=== EXTRACTED TEXT ===
►

In the 2017 live-action adaptation of Gintama, Char makes a cameo appearance, arriving at Gengai's lab and repair shop to pick up his Zaku 2 Commander type, much to the astonishment of manga-obsessed swordsman Gintoki. In this movie, which is packed to the gills with pop culture references, Char is played by actor and singer Seiji Rokkaku. In a planned spaceflight for 2006, Soyuz TMA-9, a Japanese internet investor named Daisuke Enomoto had asked to dress up as Char Aznable. However, medical restrictions prevented him from participating in the flight. Toyota also formed a new branch called Zeonic Toyota planning to issue a series of special cars, the first one being Char Aznable special Auris.

===Critical response===
According to Aaron J. Kane from University of Vermont, Tomino managed to create a realistic series by prioritizing on Amuro and Char rather than focus more on the robots like his previous works. Although his duel with Amuro in the film was considered the highlight of the film, Allen Divers from Anime News Network criticized how their rivalry was left unfulfilled. Amuro's rivalry with Char and their subsequent final battle in the television series, the titular mobile suit stops a fatal laser beam from killing Amuro and is reduced to slag before his eyes. This final fight destroys Char's mobile suit as well, enabling Amuro to resume battling his rival. Amuro's ability to stand fight; and ultimately, choose not to fight, is a result of his liberation from his Gundam mobile suit; which is in turn a product of the series' focus on characters over the mecha themselves.

THEM Anime Reviews' Carlo Ross saw Char in the film as the "true star" believing him to overshadow Amuro. On the other hand, J. Doyle Wallis criticized their rivalry in the film considering it a "rehash" of the events of the television series. In Char's Counterattack, it is not until Amuro re engineers the RX-93 with the psycho frame system that he is able to battle Char on equal footing. This handling of Gundams was compared to that of Formula 1 drivers and their own race cars, a connection that still holds for the film. The macro-action of Char's Counterattack briefly pauses whenever pilots are forced to dock mid-battle in order to attend to repairs and refueling. Such specific attention to the details of the mobile suits in the movie simultaneously be re-created in the model kits that would be released after the film's debut. Anime News Network panned the handling of the young Quess who is interested in the middleaged Char. Char manipulates Quess into becoming his soldier, which gives his character a disturbing portrayal especially with the notorious age gap. FandomPost found Char's villain traits out-of-character as a result of how heroic he became in Zeta Gundam and, like other writers, criticized the handling of Quess. Although Char is not present in Hathaway: The Sorcery of Nymph Circe, Richard Eisenbeis from Anime News Network claimed that protagonist Noa Hataway tried imitating Char's role from Counterattack but lacked the power of the previous antagonist, leading him to suffer a mental breakdown during the narrative as he is against finding happiness.

◄

=== WHAT YOU NEED TO DO ===
1. Please explain, in one to three sentences, why FandomPost found Char's villain traits out-of-character, according to the text on Char Aznable.
2. Write the next part of the text on Char Aznable, starting after its last sentence.

=== SUPPLIED RECORDS ===
►

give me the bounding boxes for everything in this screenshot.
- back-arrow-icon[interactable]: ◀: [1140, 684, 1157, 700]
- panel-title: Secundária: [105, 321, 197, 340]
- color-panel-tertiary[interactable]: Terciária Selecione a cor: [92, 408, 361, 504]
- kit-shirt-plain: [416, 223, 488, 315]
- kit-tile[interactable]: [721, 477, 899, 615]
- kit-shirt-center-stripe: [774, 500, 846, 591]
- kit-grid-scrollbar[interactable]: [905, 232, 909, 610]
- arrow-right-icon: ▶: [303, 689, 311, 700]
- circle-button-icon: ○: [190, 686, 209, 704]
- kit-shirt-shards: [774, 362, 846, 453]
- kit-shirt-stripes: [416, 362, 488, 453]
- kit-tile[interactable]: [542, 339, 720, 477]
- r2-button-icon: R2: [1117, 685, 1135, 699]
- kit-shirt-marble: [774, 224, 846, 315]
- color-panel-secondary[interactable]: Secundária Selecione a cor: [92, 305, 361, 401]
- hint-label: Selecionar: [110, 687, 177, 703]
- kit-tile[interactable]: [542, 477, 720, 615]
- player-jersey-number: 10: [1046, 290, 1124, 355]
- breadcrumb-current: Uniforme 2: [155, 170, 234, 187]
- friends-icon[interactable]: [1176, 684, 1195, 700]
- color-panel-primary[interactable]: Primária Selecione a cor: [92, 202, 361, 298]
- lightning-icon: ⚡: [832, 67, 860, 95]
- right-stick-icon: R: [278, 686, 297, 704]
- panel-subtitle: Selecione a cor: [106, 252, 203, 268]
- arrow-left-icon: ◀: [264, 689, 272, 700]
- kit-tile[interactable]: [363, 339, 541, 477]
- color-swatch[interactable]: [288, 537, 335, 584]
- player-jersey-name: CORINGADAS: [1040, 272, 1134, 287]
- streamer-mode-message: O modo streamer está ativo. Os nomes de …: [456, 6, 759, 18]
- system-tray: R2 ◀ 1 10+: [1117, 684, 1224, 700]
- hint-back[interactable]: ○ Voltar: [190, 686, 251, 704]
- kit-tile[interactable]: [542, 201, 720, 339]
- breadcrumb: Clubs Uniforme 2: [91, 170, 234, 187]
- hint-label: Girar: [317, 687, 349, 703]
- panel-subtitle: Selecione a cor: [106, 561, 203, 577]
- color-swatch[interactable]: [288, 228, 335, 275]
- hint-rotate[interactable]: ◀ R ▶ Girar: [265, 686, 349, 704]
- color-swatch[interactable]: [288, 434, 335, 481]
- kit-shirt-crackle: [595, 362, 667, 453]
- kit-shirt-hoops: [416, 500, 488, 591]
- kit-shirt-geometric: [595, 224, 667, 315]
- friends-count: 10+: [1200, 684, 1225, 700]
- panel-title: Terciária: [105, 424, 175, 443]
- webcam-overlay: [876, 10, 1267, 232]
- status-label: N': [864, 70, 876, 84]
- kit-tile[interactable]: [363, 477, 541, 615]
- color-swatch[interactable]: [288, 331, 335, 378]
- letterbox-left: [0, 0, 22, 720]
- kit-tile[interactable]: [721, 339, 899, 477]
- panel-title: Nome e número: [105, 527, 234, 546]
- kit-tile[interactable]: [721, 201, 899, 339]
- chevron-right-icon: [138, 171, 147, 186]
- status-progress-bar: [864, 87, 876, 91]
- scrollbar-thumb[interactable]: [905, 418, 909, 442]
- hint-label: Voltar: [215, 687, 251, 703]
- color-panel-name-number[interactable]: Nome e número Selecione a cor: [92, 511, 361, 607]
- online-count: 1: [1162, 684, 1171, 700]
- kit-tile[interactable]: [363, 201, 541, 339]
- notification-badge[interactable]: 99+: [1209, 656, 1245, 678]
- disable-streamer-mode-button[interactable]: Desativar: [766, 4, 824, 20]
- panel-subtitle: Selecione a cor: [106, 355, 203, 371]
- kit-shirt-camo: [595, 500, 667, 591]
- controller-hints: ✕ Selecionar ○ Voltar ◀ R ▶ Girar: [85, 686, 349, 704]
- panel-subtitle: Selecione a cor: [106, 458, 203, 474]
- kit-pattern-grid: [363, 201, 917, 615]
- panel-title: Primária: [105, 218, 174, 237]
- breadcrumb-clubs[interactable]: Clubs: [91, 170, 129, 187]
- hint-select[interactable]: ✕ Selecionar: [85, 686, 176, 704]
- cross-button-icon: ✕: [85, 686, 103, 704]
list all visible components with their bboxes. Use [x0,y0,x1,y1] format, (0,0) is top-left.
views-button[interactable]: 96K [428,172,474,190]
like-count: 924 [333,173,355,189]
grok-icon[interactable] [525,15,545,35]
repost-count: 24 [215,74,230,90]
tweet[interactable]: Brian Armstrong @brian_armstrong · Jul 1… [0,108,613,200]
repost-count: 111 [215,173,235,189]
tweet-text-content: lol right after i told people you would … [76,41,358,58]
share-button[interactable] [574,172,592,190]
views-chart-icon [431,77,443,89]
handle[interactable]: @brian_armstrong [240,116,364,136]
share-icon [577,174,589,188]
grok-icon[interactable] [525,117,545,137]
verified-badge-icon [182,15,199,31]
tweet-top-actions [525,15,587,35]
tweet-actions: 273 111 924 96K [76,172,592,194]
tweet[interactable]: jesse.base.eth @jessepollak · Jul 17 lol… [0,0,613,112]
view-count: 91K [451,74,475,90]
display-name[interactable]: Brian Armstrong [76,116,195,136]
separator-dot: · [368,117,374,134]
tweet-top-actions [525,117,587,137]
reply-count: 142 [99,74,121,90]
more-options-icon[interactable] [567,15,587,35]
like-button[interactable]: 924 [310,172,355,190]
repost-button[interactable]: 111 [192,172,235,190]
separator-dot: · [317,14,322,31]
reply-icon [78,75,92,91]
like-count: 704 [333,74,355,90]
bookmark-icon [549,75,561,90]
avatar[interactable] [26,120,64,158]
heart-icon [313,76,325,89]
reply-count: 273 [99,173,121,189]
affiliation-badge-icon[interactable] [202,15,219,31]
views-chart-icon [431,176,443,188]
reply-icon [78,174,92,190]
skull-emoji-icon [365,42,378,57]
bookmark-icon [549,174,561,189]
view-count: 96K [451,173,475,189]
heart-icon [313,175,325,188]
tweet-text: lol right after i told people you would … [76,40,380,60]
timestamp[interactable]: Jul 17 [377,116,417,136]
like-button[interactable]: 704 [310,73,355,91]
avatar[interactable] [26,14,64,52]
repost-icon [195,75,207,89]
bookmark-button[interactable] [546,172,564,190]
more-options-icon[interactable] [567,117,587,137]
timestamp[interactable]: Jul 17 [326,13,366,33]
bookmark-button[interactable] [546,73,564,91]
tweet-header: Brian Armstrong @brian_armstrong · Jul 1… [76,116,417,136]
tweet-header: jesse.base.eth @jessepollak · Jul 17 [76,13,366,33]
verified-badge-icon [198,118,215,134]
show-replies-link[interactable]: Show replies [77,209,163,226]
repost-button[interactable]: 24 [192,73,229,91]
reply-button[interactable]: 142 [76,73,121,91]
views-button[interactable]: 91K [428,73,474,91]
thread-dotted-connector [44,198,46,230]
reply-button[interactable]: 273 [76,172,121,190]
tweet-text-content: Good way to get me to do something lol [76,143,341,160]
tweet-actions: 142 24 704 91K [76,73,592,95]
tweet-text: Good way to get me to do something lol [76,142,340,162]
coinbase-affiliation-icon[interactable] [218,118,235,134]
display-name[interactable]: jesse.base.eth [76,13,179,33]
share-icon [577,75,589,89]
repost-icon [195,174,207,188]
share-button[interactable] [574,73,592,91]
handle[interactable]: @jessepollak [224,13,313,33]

◄

=== TASK-BY-TASK OUTPUTS ===
1. FandomPost found them out-of-character because of how heroic Char had become in Zeta Gundam.

2.
For GQuuuuuuX, IGN was surprised by how the alternate take of Char managed to surpass Amuro as the new Gundam pilot in this alternate take of the series. The introduction featuring Char Aznable and showing the divergence in the Universal Century timeline central to GQuuuuuuXs narrative was appreciated for its audiovisual and tonal fidelity to the original series. James Whitbrook of Gizmodo praised the reuse of the original's soundtrack and audio cues alongside the faithful recreation of its scenes and set pieces, saying it recontextualized these elements "in fascinating ways to fit its alternative rendition of events where Char is suddenly the protagonist of this familiar narrative." Richard Eisenbeis of Anime News Network said the combination of the "pure fanservice" of the introduction and the new story made Beginning a cathartic experience for fans of the original series while remaining accessible to first-time Gundam viewers. Char's return in the final episodes earned praise by Anime News Newtwork enough to call him the "real star" due to his stylish actions as he changes uniforms and clothing like a magical girl and retains a seductive aura in front of Machu.